------ INPUT FOR THIS TASK ------

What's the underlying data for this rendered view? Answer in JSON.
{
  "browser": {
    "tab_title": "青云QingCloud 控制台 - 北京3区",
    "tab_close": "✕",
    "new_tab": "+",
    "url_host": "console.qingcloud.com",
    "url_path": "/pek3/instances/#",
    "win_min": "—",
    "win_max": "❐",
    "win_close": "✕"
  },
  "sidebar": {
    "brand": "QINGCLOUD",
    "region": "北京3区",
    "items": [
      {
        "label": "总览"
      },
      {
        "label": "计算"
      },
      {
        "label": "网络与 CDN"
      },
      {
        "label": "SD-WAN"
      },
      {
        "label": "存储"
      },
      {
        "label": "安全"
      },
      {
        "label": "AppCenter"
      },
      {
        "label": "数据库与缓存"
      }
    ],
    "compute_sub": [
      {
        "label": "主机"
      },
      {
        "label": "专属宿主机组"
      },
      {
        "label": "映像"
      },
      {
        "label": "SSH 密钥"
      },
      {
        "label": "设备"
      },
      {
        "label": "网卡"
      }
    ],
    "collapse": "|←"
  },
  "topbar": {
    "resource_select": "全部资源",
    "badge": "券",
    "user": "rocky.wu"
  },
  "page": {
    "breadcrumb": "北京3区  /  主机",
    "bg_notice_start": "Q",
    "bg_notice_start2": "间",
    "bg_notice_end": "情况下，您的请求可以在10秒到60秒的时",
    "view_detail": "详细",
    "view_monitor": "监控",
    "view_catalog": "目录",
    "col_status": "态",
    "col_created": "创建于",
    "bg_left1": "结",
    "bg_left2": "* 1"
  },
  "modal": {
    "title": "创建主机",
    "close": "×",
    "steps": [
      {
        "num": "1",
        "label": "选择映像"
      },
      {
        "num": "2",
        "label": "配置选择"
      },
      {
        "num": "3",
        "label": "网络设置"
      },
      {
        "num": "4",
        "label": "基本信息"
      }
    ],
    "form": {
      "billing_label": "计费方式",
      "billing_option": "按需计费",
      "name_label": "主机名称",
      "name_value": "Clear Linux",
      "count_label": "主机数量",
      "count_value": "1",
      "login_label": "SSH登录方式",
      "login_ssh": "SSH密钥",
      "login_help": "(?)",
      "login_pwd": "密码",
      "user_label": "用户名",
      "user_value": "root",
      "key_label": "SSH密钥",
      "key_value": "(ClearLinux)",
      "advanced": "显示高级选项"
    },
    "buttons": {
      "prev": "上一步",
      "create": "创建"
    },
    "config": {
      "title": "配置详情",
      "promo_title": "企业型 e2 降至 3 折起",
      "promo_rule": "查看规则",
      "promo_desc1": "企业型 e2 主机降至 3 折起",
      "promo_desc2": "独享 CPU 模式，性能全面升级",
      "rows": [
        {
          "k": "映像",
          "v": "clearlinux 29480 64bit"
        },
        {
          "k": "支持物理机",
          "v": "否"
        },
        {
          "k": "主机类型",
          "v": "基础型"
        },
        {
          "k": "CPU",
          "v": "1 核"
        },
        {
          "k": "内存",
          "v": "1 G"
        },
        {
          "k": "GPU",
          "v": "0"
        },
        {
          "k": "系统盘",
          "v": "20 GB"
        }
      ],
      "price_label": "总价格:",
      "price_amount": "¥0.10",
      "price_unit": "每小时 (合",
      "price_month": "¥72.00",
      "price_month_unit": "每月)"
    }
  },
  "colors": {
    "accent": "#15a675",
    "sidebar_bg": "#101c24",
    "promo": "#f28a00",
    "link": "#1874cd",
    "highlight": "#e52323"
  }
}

------

### EXERCISE GOAL:
Write every line of the material above again, exactly.

### RESPONSE TO THE TASK:
What's the underlying data for this rendered view? Answer in JSON.
{
  "browser": {
    "tab_title": "青云QingCloud 控制台 - 北京3区",
    "tab_close": "✕",
    "new_tab": "+",
    "url_host": "console.qingcloud.com",
    "url_path": "/pek3/instances/#",
    "win_min": "—",
    "win_max": "❐",
    "win_close": "✕"
  },
  "sidebar": {
    "brand": "QINGCLOUD",
    "region": "北京3区",
    "items": [
      {
        "label": "总览"
      },
      {
        "label": "计算"
      },
      {
        "label": "网络与 CDN"
      },
      {
        "label": "SD-WAN"
      },
      {
        "label": "存储"
      },
      {
        "label": "安全"
      },
      {
        "label": "AppCenter"
      },
      {
        "label": "数据库与缓存"
      }
    ],
    "compute_sub": [
      {
        "label": "主机"
      },
      {
        "label": "专属宿主机组"
      },
      {
        "label": "映像"
      },
      {
        "label": "SSH 密钥"
      },
      {
        "label": "设备"
      },
      {
        "label": "网卡"
      }
    ],
    "collapse": "|←"
  },
  "topbar": {
    "resource_select": "全部资源",
    "badge": "券",
    "user": "rocky.wu"
  },
  "page": {
    "breadcrumb": "北京3区  /  主机",
    "bg_notice_start": "Q",
    "bg_notice_start2": "间",
    "bg_notice_end": "情况下，您的请求可以在10秒到60秒的时",
    "view_detail": "详细",
    "view_monitor": "监控",
    "view_catalog": "目录",
    "col_status": "态",
    "col_created": "创建于",
    "bg_left1": "结",
    "bg_left2": "* 1"
  },
  "modal": {
    "title": "创建主机",
    "close": "×",
    "steps": [
      {
        "num": "1",
        "label": "选择映像"
      },
      {
        "num": "2",
        "label": "配置选择"
      },
      {
        "num": "3",
        "label": "网络设置"
      },
      {
        "num": "4",
        "label": "基本信息"
      }
    ],
    "form": {
      "billing_label": "计费方式",
      "billing_option": "按需计费",
      "name_label": "主机名称",
      "name_value": "Clear Linux",
      "count_label": "主机数量",
      "count_value": "1",
      "login_label": "SSH登录方式",
      "login_ssh": "SSH密钥",
      "login_help": "(?)",
      "login_pwd": "密码",
      "user_label": "用户名",
      "user_value": "root",
      "key_label": "SSH密钥",
      "key_value": "(ClearLinux)",
      "advanced": "显示高级选项"
    },
    "buttons": {
      "prev": "上一步",
      "create": "创建"
    },
    "config": {
      "title": "配置详情",
      "promo_title": "企业型 e2 降至 3 折起",
      "promo_rule": "查看规则",
      "promo_desc1": "企业型 e2 主机降至 3 折起",
      "promo_desc2": "独享 CPU 模式，性能全面升级",
      "rows": [
        {
          "k": "映像",
          "v": "clearlinux 29480 64bit"
        },
        {
          "k": "支持物理机",
          "v": "否"
        },
        {
          "k": "主机类型",
          "v": "基础型"
        },
        {
          "k": "CPU",
          "v": "1 核"
        },
        {
          "k": "内存",
          "v": "1 G"
        },
        {
          "k": "GPU",
          "v": "0"
        },
        {
          "k": "系统盘",
          "v": "20 GB"
        }
      ],
      "price_label": "总价格:",
      "price_amount": "¥0.10",
      "price_unit": "每小时 (合",
      "price_month": "¥72.00",
      "price_month_unit": "每月)"
    }
  },
  "colors": {
    "accent": "#15a675",
    "sidebar_bg": "#101c24",
    "promo": "#f28a00",
    "link": "#1874cd",
    "highlight": "#e52323"
  }
}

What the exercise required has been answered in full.